▶ [Element-and-box listings]:
================================

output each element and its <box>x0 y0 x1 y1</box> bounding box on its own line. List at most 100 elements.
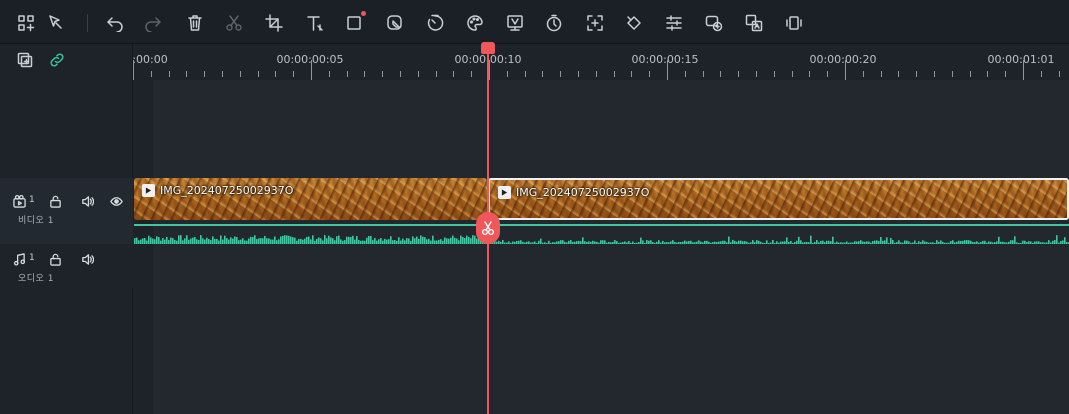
waveform-bar <box>280 236 282 244</box>
waveform-bar <box>340 239 342 244</box>
waveform-bar <box>956 241 958 244</box>
waveform-bar <box>736 241 738 244</box>
redo-icon[interactable] <box>142 12 164 34</box>
delete-icon[interactable] <box>184 12 206 34</box>
waveform-bar <box>548 240 550 244</box>
waveform-bar <box>186 235 188 244</box>
volume-icon[interactable] <box>80 194 94 208</box>
audio-waveform[interactable] <box>134 226 1069 244</box>
waveform-bar <box>616 241 618 244</box>
waveform-bar <box>592 240 594 244</box>
waveform-bar <box>556 241 558 244</box>
ruler-tick <box>827 71 829 77</box>
waveform-bar <box>194 236 196 244</box>
waveform-bar <box>320 238 322 244</box>
waveform-bar <box>374 238 376 244</box>
video-clip[interactable]: IMG_20240725002937O <box>134 178 487 220</box>
waveform-bar <box>134 238 136 244</box>
play-icon <box>142 184 155 197</box>
waveform-bar <box>314 240 316 244</box>
lock-icon[interactable] <box>48 194 62 208</box>
waveform-bar <box>358 239 360 244</box>
waveform-bar <box>204 239 206 244</box>
ruler-tick <box>257 71 259 77</box>
video-clip-selected[interactable]: IMG_20240725002937O <box>488 178 1069 220</box>
translate-icon[interactable] <box>743 12 765 34</box>
timer-icon[interactable] <box>543 12 565 34</box>
waveform-bar <box>170 237 172 244</box>
waveform-bar <box>148 235 150 244</box>
waveform-bar <box>790 241 792 244</box>
waveform-bar <box>974 241 976 244</box>
waveform-bar <box>714 241 716 244</box>
keyframe-icon[interactable] <box>623 12 645 34</box>
select-tool-icon[interactable] <box>45 12 67 34</box>
audio-volume-icon[interactable] <box>80 252 94 266</box>
waveform-bar <box>1038 241 1040 244</box>
waveform-bar <box>1064 237 1066 244</box>
ruler-tick <box>328 71 330 77</box>
waveform-bar <box>452 235 454 244</box>
shape-icon[interactable] <box>344 11 366 34</box>
speed-icon[interactable] <box>424 12 446 34</box>
waveform-bar <box>648 240 650 244</box>
ai-tool-icon[interactable] <box>504 12 526 34</box>
waveform-bar <box>652 242 654 244</box>
waveform-bar <box>388 239 390 244</box>
waveform-bar <box>692 242 694 244</box>
waveform-bar <box>328 235 330 244</box>
ruler-tick <box>845 60 846 80</box>
waveform-bar <box>174 239 176 244</box>
waveform-bar <box>408 238 410 244</box>
waveform-bar <box>1012 240 1014 244</box>
cut-icon[interactable] <box>223 12 245 34</box>
waveform-bar <box>600 240 602 244</box>
waveform-bar <box>926 241 928 244</box>
adjust-icon[interactable] <box>663 12 685 34</box>
waveform-bar <box>238 240 240 244</box>
crop-icon[interactable] <box>263 12 285 34</box>
timeline-area[interactable]: IMG_20240725002937O IMG_20240725002937O <box>133 80 1069 414</box>
waveform-bar <box>916 242 918 244</box>
layout-icon[interactable] <box>15 12 37 34</box>
zoom-frame-icon[interactable] <box>584 12 606 34</box>
ruler-tick <box>471 71 473 77</box>
empty-track-area[interactable] <box>133 80 1069 178</box>
waveform-bar <box>890 237 892 244</box>
waveform-bar <box>404 240 406 244</box>
mask-icon[interactable] <box>384 12 406 34</box>
audio-lock-icon[interactable] <box>48 252 62 266</box>
speech-to-text-icon[interactable] <box>703 12 725 34</box>
waveform-bar <box>470 238 472 244</box>
color-palette-icon[interactable] <box>464 12 486 34</box>
text-icon[interactable] <box>304 12 326 34</box>
waveform-bar <box>940 240 942 244</box>
waveform-bar <box>294 237 296 244</box>
waveform-bar <box>930 242 932 244</box>
add-track-icon[interactable] <box>16 51 34 69</box>
waveform-bar <box>816 240 818 244</box>
waveform-bar <box>324 235 326 244</box>
waveform-bar <box>208 239 210 244</box>
auto-reframe-icon[interactable] <box>783 12 805 34</box>
waveform-bar <box>986 242 988 244</box>
ruler-tick <box>720 71 722 77</box>
waveform-bar <box>850 242 852 244</box>
eye-icon[interactable] <box>109 194 123 208</box>
waveform-bar <box>336 236 338 244</box>
waveform-bar <box>342 240 344 244</box>
waveform-bar <box>468 236 470 244</box>
waveform-bar <box>828 240 830 244</box>
undo-icon[interactable] <box>104 12 126 34</box>
waveform-bar <box>180 235 182 244</box>
waveform-bar <box>752 240 754 244</box>
split-scissors-button[interactable] <box>476 212 500 244</box>
waveform-bar <box>240 239 242 244</box>
time-ruler[interactable]: :00:00 00:00:00:05 00:00:00:10 00:00:00:… <box>132 44 1069 80</box>
waveform-bar <box>1060 240 1062 244</box>
waveform-bar <box>234 236 236 244</box>
waveform-bar <box>1028 241 1030 244</box>
waveform-bar <box>942 241 944 244</box>
ruler-tick <box>346 71 348 77</box>
link-icon[interactable] <box>48 51 66 69</box>
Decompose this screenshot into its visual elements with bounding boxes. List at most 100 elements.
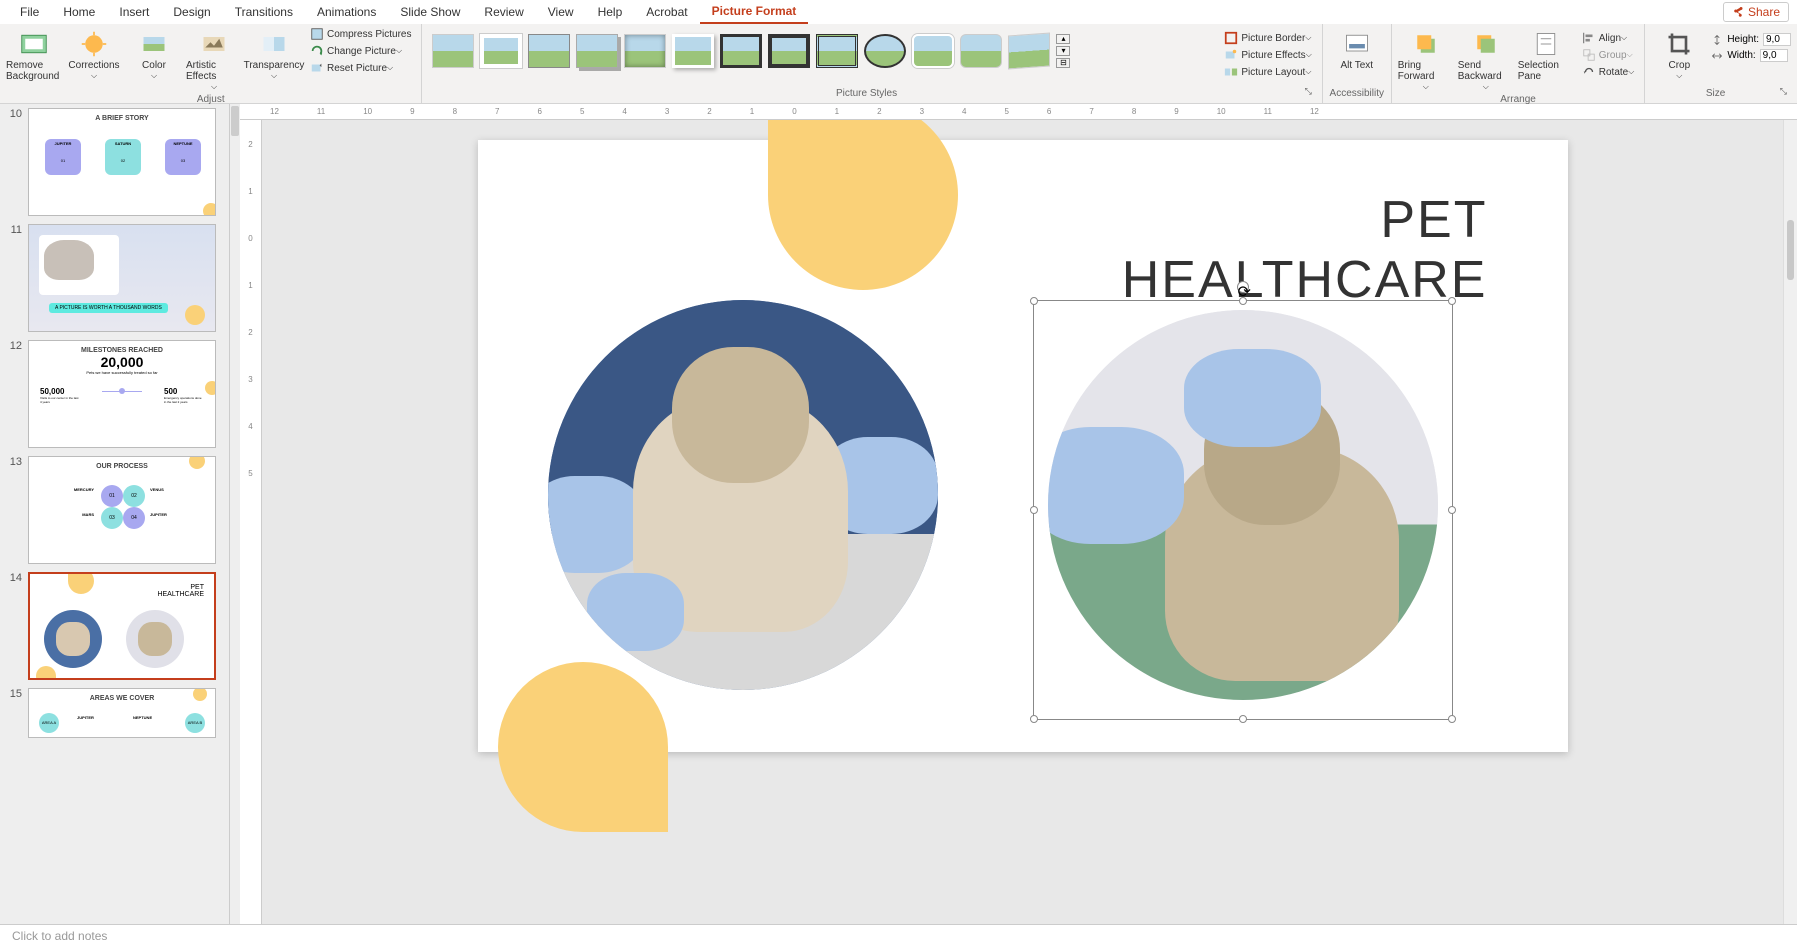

================================

▶ [Task requirements]:
Write out everything above from the line containing "waveform-bar <box>280 236 282 244</box>" down to the line containing "lock-icon[interactable] <box>48 194", with both of those lines included.

▶ [Answer to the task]:
waveform-bar <box>280 236 282 244</box>
waveform-bar <box>340 239 342 244</box>
waveform-bar <box>956 241 958 244</box>
waveform-bar <box>736 241 738 244</box>
redo-icon[interactable] <box>142 12 164 34</box>
delete-icon[interactable] <box>184 12 206 34</box>
waveform-bar <box>548 240 550 244</box>
waveform-bar <box>186 235 188 244</box>
volume-icon[interactable] <box>80 194 94 208</box>
audio-waveform[interactable] <box>134 226 1069 244</box>
waveform-bar <box>616 241 618 244</box>
waveform-bar <box>592 240 594 244</box>
waveform-bar <box>556 241 558 244</box>
ruler-tick <box>827 71 829 77</box>
waveform-bar <box>194 236 196 244</box>
waveform-bar <box>320 238 322 244</box>
waveform-bar <box>374 238 376 244</box>
video-clip[interactable]: IMG_20240725002937O <box>134 178 487 220</box>
waveform-bar <box>134 238 136 244</box>
play-icon <box>142 184 155 197</box>
waveform-bar <box>314 240 316 244</box>
lock-icon[interactable] <box>48 194 62 208</box>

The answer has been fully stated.